CHALLENGE
Print the entries below in their entirety, exactly as they are written.

GIVEN DATA

------------------------------------------------------------------------

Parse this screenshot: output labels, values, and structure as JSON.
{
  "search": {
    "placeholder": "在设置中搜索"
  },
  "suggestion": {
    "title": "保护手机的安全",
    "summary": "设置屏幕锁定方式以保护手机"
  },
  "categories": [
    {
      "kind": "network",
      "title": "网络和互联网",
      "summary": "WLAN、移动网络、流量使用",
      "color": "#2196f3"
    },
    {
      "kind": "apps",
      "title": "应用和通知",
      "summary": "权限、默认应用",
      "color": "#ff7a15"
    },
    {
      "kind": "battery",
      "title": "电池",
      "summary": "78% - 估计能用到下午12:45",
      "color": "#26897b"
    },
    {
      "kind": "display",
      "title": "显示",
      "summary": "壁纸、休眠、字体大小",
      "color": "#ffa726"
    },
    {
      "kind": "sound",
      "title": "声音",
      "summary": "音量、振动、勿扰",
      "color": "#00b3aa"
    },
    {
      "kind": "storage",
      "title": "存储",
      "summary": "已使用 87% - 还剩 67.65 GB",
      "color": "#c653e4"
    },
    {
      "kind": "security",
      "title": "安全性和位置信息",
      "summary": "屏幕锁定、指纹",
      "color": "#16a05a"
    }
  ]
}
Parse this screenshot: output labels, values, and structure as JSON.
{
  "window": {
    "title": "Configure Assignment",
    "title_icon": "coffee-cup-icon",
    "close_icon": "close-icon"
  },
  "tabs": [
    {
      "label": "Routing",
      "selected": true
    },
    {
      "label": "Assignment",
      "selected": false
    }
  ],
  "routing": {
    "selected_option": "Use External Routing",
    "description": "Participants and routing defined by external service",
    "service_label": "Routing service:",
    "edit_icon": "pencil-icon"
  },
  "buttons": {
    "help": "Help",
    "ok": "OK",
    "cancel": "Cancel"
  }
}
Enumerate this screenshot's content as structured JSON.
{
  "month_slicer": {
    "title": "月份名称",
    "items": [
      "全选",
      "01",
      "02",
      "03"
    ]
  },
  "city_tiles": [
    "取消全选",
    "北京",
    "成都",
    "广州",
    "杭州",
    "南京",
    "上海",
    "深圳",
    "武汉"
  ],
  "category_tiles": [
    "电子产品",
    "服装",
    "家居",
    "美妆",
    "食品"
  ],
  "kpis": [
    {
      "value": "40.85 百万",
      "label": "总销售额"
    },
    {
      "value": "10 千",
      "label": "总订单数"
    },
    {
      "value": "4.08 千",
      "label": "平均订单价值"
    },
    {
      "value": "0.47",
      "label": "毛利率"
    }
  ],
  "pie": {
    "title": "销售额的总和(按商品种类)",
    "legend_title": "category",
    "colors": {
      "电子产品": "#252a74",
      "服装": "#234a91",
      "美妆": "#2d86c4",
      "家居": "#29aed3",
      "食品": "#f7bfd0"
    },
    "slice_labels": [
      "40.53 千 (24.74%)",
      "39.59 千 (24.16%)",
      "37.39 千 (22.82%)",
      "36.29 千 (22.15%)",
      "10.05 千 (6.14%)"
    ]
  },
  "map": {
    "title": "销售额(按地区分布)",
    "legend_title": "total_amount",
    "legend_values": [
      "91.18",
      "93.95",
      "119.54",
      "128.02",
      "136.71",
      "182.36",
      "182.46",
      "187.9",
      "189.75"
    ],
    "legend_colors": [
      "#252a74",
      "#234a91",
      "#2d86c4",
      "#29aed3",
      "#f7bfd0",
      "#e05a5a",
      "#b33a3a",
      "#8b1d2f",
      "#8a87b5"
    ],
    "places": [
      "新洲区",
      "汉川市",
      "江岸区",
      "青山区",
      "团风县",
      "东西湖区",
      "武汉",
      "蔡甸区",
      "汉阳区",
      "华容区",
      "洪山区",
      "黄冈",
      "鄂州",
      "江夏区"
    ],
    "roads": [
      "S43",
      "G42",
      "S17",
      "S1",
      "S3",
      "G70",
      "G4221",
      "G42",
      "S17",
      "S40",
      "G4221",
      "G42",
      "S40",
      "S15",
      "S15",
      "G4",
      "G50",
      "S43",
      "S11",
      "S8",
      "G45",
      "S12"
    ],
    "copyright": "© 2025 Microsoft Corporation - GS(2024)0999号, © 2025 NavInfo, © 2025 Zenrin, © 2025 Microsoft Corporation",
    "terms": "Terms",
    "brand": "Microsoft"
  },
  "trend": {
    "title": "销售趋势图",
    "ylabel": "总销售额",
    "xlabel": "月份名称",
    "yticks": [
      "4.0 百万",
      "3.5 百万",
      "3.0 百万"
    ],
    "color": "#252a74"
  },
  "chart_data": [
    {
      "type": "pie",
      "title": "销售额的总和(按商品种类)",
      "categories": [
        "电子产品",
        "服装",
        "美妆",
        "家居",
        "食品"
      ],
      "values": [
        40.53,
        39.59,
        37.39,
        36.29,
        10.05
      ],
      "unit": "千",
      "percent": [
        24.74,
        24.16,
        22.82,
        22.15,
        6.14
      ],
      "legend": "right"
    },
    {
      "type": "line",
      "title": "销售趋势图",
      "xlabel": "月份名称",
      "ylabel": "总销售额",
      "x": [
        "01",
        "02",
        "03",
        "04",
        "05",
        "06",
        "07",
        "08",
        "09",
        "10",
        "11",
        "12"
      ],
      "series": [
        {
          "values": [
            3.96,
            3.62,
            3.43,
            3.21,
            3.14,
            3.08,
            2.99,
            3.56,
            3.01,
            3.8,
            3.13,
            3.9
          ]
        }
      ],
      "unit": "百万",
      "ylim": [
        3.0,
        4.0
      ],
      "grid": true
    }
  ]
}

------------------------------------------------------------------------

ANSWER FOR THE TASK
Parse this screenshot: output labels, values, and structure as JSON.
{
  "search": {
    "placeholder": "在设置中搜索"
  },
  "suggestion": {
    "title": "保护手机的安全",
    "summary": "设置屏幕锁定方式以保护手机"
  },
  "categories": [
    {
      "kind": "network",
      "title": "网络和互联网",
      "summary": "WLAN、移动网络、流量使用",
      "color": "#2196f3"
    },
    {
      "kind": "apps",
      "title": "应用和通知",
      "summary": "权限、默认应用",
      "color": "#ff7a15"
    },
    {
      "kind": "battery",
      "title": "电池",
      "summary": "78% - 估计能用到下午12:45",
      "color": "#26897b"
    },
    {
      "kind": "display",
      "title": "显示",
      "summary": "壁纸、休眠、字体大小",
      "color": "#ffa726"
    },
    {
      "kind": "sound",
      "title": "声音",
      "summary": "音量、振动、勿扰",
      "color": "#00b3aa"
    },
    {
      "kind": "storage",
      "title": "存储",
      "summary": "已使用 87% - 还剩 67.65 GB",
      "color": "#c653e4"
    },
    {
      "kind": "security",
      "title": "安全性和位置信息",
      "summary": "屏幕锁定、指纹",
      "color": "#16a05a"
    }
  ]
}
Parse this screenshot: output labels, values, and structure as JSON.
{
  "window": {
    "title": "Configure Assignment",
    "title_icon": "coffee-cup-icon",
    "close_icon": "close-icon"
  },
  "tabs": [
    {
      "label": "Routing",
      "selected": true
    },
    {
      "label": "Assignment",
      "selected": false
    }
  ],
  "routing": {
    "selected_option": "Use External Routing",
    "description": "Participants and routing defined by external service",
    "service_label": "Routing service:",
    "edit_icon": "pencil-icon"
  },
  "buttons": {
    "help": "Help",
    "ok": "OK",
    "cancel": "Cancel"
  }
}
Enumerate this screenshot's content as structured JSON.
{
  "month_slicer": {
    "title": "月份名称",
    "items": [
      "全选",
      "01",
      "02",
      "03"
    ]
  },
  "city_tiles": [
    "取消全选",
    "北京",
    "成都",
    "广州",
    "杭州",
    "南京",
    "上海",
    "深圳",
    "武汉"
  ],
  "category_tiles": [
    "电子产品",
    "服装",
    "家居",
    "美妆",
    "食品"
  ],
  "kpis": [
    {
      "value": "40.85 百万",
      "label": "总销售额"
    },
    {
      "value": "10 千",
      "label": "总订单数"
    },
    {
      "value": "4.08 千",
      "label": "平均订单价值"
    },
    {
      "value": "0.47",
      "label": "毛利率"
    }
  ],
  "pie": {
    "title": "销售额的总和(按商品种类)",
    "legend_title": "category",
    "colors": {
      "电子产品": "#252a74",
      "服装": "#234a91",
      "美妆": "#2d86c4",
      "家居": "#29aed3",
      "食品": "#f7bfd0"
    },
    "slice_labels": [
      "40.53 千 (24.74%)",
      "39.59 千 (24.16%)",
      "37.39 千 (22.82%)",
      "36.29 千 (22.15%)",
      "10.05 千 (6.14%)"
    ]
  },
  "map": {
    "title": "销售额(按地区分布)",
    "legend_title": "total_amount",
    "legend_values": [
      "91.18",
      "93.95",
      "119.54",
      "128.02",
      "136.71",
      "182.36",
      "182.46",
      "187.9",
      "189.75"
    ],
    "legend_colors": [
      "#252a74",
      "#234a91",
      "#2d86c4",
      "#29aed3",
      "#f7bfd0",
      "#e05a5a",
      "#b33a3a",
      "#8b1d2f",
      "#8a87b5"
    ],
    "places": [
      "新洲区",
      "汉川市",
      "江岸区",
      "青山区",
      "团风县",
      "东西湖区",
      "武汉",
      "蔡甸区",
      "汉阳区",
      "华容区",
      "洪山区",
      "黄冈",
      "鄂州",
      "江夏区"
    ],
    "roads": [
      "S43",
      "G42",
      "S17",
      "S1",
      "S3",
      "G70",
      "G4221",
      "G42",
      "S17",
      "S40",
      "G4221",
      "G42",
      "S40",
      "S15",
      "S15",
      "G4",
      "G50",
      "S43",
      "S11",
      "S8",
      "G45",
      "S12"
    ],
    "copyright": "© 2025 Microsoft Corporation - GS(2024)0999号, © 2025 NavInfo, © 2025 Zenrin, © 2025 Microsoft Corporation",
    "terms": "Terms",
    "brand": "Microsoft"
  },
  "trend": {
    "title": "销售趋势图",
    "ylabel": "总销售额",
    "xlabel": "月份名称",
    "yticks": [
      "4.0 百万",
      "3.5 百万",
      "3.0 百万"
    ],
    "color": "#252a74"
  },
  "chart_data": [
    {
      "type": "pie",
      "title": "销售额的总和(按商品种类)",
      "categories": [
        "电子产品",
        "服装",
        "美妆",
        "家居",
        "食品"
      ],
      "values": [
        40.53,
        39.59,
        37.39,
        36.29,
        10.05
      ],
      "unit": "千",
      "percent": [
        24.74,
        24.16,
        22.82,
        22.15,
        6.14
      ],
      "legend": "right"
    },
    {
      "type": "line",
      "title": "销售趋势图",
      "xlabel": "月份名称",
      "ylabel": "总销售额",
      "x": [
        "01",
        "02",
        "03",
        "04",
        "05",
        "06",
        "07",
        "08",
        "09",
        "10",
        "11",
        "12"
      ],
      "series": [
        {
          "values": [
            3.96,
            3.62,
            3.43,
            3.21,
            3.14,
            3.08,
            2.99,
            3.56,
            3.01,
            3.8,
            3.13,
            3.9
          ]
        }
      ],
      "unit": "百万",
      "ylim": [
        3.0,
        4.0
      ],
      "grid": true
    }
  ]
}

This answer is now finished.